-- Start --

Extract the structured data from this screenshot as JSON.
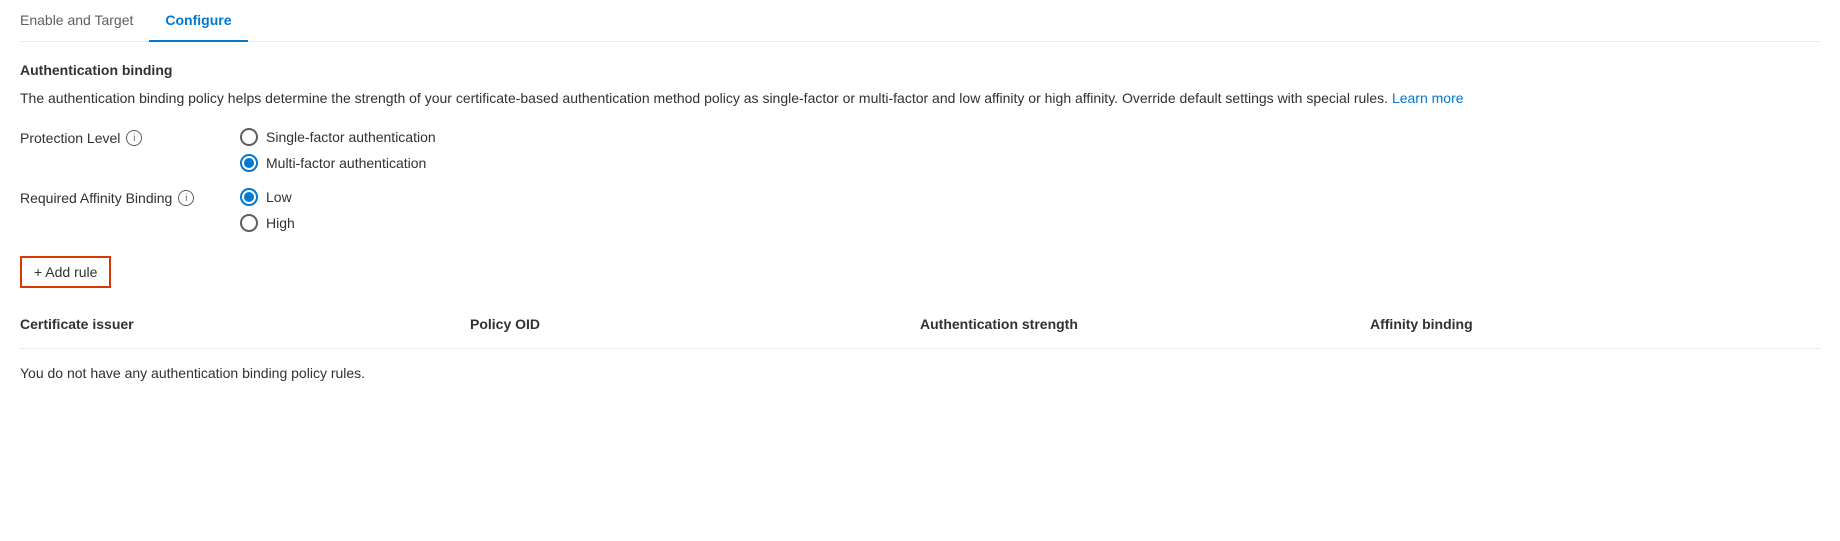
{
  "tabs": [
    {
      "id": "enable-target",
      "label": "Enable and Target",
      "active": false
    },
    {
      "id": "configure",
      "label": "Configure",
      "active": true
    }
  ],
  "section": {
    "title": "Authentication binding",
    "description": "The authentication binding policy helps determine the strength of your certificate-based authentication method policy as single-factor or multi-factor and low affinity or high affinity. Override default settings with special rules.",
    "learn_more_label": "Learn more"
  },
  "protection_level": {
    "label": "Protection Level",
    "options": [
      {
        "id": "single-factor",
        "label": "Single-factor authentication",
        "checked": false
      },
      {
        "id": "multi-factor",
        "label": "Multi-factor authentication",
        "checked": true
      }
    ]
  },
  "affinity_binding": {
    "label": "Required Affinity Binding",
    "options": [
      {
        "id": "low",
        "label": "Low",
        "checked": true
      },
      {
        "id": "high",
        "label": "High",
        "checked": false
      }
    ]
  },
  "add_rule_button": {
    "label": "+ Add rule"
  },
  "table": {
    "columns": [
      {
        "id": "certificate-issuer",
        "label": "Certificate issuer"
      },
      {
        "id": "policy-oid",
        "label": "Policy OID"
      },
      {
        "id": "authentication-strength",
        "label": "Authentication strength"
      },
      {
        "id": "affinity-binding",
        "label": "Affinity binding"
      }
    ],
    "empty_message": "You do not have any authentication binding policy rules."
  }
}
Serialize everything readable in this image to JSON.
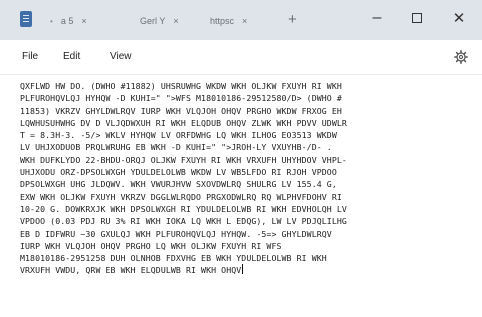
{
  "titlebar": {
    "tabs": [
      {
        "label": "a 5",
        "dot": "•",
        "close": "×"
      },
      {
        "label": "Gerl Y",
        "dot": "•",
        "close": "×"
      },
      {
        "label": "httpsc",
        "dot": "•",
        "close": "×"
      }
    ],
    "new_tab": "+",
    "controls": {
      "minimize": "–",
      "close": "✕"
    }
  },
  "menu": {
    "file": "File",
    "edit": "Edit",
    "view": "View"
  },
  "icons": {
    "app": "notepad-icon",
    "settings": "gear-icon"
  },
  "editor": {
    "lines": [
      "QXFLWD HW DO. (DWHO #11882) UHSRUWHG WKDW WKH OLJKW FXUYH RI WKH",
      "PLFUROHQVLQJ HYHQW -D KUHI=\" \">WFS M18010186-29512580/D> (DWHO #",
      "11853) VKRZV GHYLDWLRQV IURP WKH VLQJOH OHQV PRGHO WKDW FRXOG EH",
      "LQWHUSUHWHG DV D VLJQDWXUH RI WKH ELQDUB OHQV ZLWK WKH PDVV UDWLR",
      "T = 8.3H-3. -5/> WKLV HYHQW LV ORFDWHG LQ WKH ILHOG EO3513 WKDW",
      "LV UHJXODUOB PRQLWRUHG EB WKH -D KUHI=\" \">JROH-LY VXUYHB-/D- .",
      "WKH DUFKLYDO 22-BHDU-ORQJ OLJKW FXUYH RI WKH VRXUFH UHYHDOV VHPL-",
      "UHJXODU ORZ-DPSOLWXGH YDULDELOLWB WKDW LV WB5LFDO RI RJOH VPDOO",
      "DPSOLWXGH UHG JLDQWV. WKH VWURJHVW SXOVDWLRQ SHULRG LV 155.4 G,",
      "EXW WKH OLJKW FXUYH VKRZV DGGLWLRQDO PRGXODWLRQ RQ WLPHVFDOHV RI",
      "10-20 G. DOWKRXJK WKH DPSOLWXGH RI YDULDELOLWB RI WKH EDVHOLQH LV",
      "VPDOO (0.03 PDJ RU 3% RI WKH IOKA LQ WKH L EDQG), LW LV PDJQLILHG",
      "EB D IDFWRU ~30 GXULQJ WKH PLFUROHQVLQJ HYHQW. -5=> GHYLDWLRQV",
      "IURP WKH VLQJOH OHQV PRGHO LQ WKH OLJKW FXUYH RI WFS",
      "M18010186-2951258 DUH OLNHOB FDXVHG EB WKH YDULDELOLWB RI WKH",
      "VRXUFH VWDU, QRW EB WKH ELQDULWB RI WKH OHQV"
    ]
  }
}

-- End --

What you need to do: Your task is to repeat the data above exactly while excluding the pictures.

Written solution:
Extract the structured data from this screenshot as JSON.
{
  "tabs": [
    {
      "id": "enable-target",
      "label": "Enable and Target",
      "active": false
    },
    {
      "id": "configure",
      "label": "Configure",
      "active": true
    }
  ],
  "section": {
    "title": "Authentication binding",
    "description": "The authentication binding policy helps determine the strength of your certificate-based authentication method policy as single-factor or multi-factor and low affinity or high affinity. Override default settings with special rules.",
    "learn_more_label": "Learn more"
  },
  "protection_level": {
    "label": "Protection Level",
    "options": [
      {
        "id": "single-factor",
        "label": "Single-factor authentication",
        "checked": false
      },
      {
        "id": "multi-factor",
        "label": "Multi-factor authentication",
        "checked": true
      }
    ]
  },
  "affinity_binding": {
    "label": "Required Affinity Binding",
    "options": [
      {
        "id": "low",
        "label": "Low",
        "checked": true
      },
      {
        "id": "high",
        "label": "High",
        "checked": false
      }
    ]
  },
  "add_rule_button": {
    "label": "+ Add rule"
  },
  "table": {
    "columns": [
      {
        "id": "certificate-issuer",
        "label": "Certificate issuer"
      },
      {
        "id": "policy-oid",
        "label": "Policy OID"
      },
      {
        "id": "authentication-strength",
        "label": "Authentication strength"
      },
      {
        "id": "affinity-binding",
        "label": "Affinity binding"
      }
    ],
    "empty_message": "You do not have any authentication binding policy rules."
  }
}
Serialize everything readable in this image to JSON.
{
  "titlebar": {
    "tabs": [
      {
        "label": "a 5",
        "dot": "•",
        "close": "×"
      },
      {
        "label": "Gerl Y",
        "dot": "•",
        "close": "×"
      },
      {
        "label": "httpsc",
        "dot": "•",
        "close": "×"
      }
    ],
    "new_tab": "+",
    "controls": {
      "minimize": "–",
      "close": "✕"
    }
  },
  "menu": {
    "file": "File",
    "edit": "Edit",
    "view": "View"
  },
  "icons": {
    "app": "notepad-icon",
    "settings": "gear-icon"
  },
  "editor": {
    "lines": [
      "QXFLWD HW DO. (DWHO #11882) UHSRUWHG WKDW WKH OLJKW FXUYH RI WKH",
      "PLFUROHQVLQJ HYHQW -D KUHI=\" \">WFS M18010186-29512580/D> (DWHO #",
      "11853) VKRZV GHYLDWLRQV IURP WKH VLQJOH OHQV PRGHO WKDW FRXOG EH",
      "LQWHUSUHWHG DV D VLJQDWXUH RI WKH ELQDUB OHQV ZLWK WKH PDVV UDWLR",
      "T = 8.3H-3. -5/> WKLV HYHQW LV ORFDWHG LQ WKH ILHOG EO3513 WKDW",
      "LV UHJXODUOB PRQLWRUHG EB WKH -D KUHI=\" \">JROH-LY VXUYHB-/D- .",
      "WKH DUFKLYDO 22-BHDU-ORQJ OLJKW FXUYH RI WKH VRXUFH UHYHDOV VHPL-",
      "UHJXODU ORZ-DPSOLWXGH YDULDELOLWB WKDW LV WB5LFDO RI RJOH VPDOO",
      "DPSOLWXGH UHG JLDQWV. WKH VWURJHVW SXOVDWLRQ SHULRG LV 155.4 G,",
      "EXW WKH OLJKW FXUYH VKRZV DGGLWLRQDO PRGXODWLRQ RQ WLPHVFDOHV RI",
      "10-20 G. DOWKRXJK WKH DPSOLWXGH RI YDULDELOLWB RI WKH EDVHOLQH LV",
      "VPDOO (0.03 PDJ RU 3% RI WKH IOKA LQ WKH L EDQG), LW LV PDJQLILHG",
      "EB D IDFWRU ~30 GXULQJ WKH PLFUROHQVLQJ HYHQW. -5=> GHYLDWLRQV",
      "IURP WKH VLQJOH OHQV PRGHO LQ WKH OLJKW FXUYH RI WFS",
      "M18010186-2951258 DUH OLNHOB FDXVHG EB WKH YDULDELOLWB RI WKH",
      "VRXUFH VWDU, QRW EB WKH ELQDULWB RI WKH OHQV"
    ]
  }
}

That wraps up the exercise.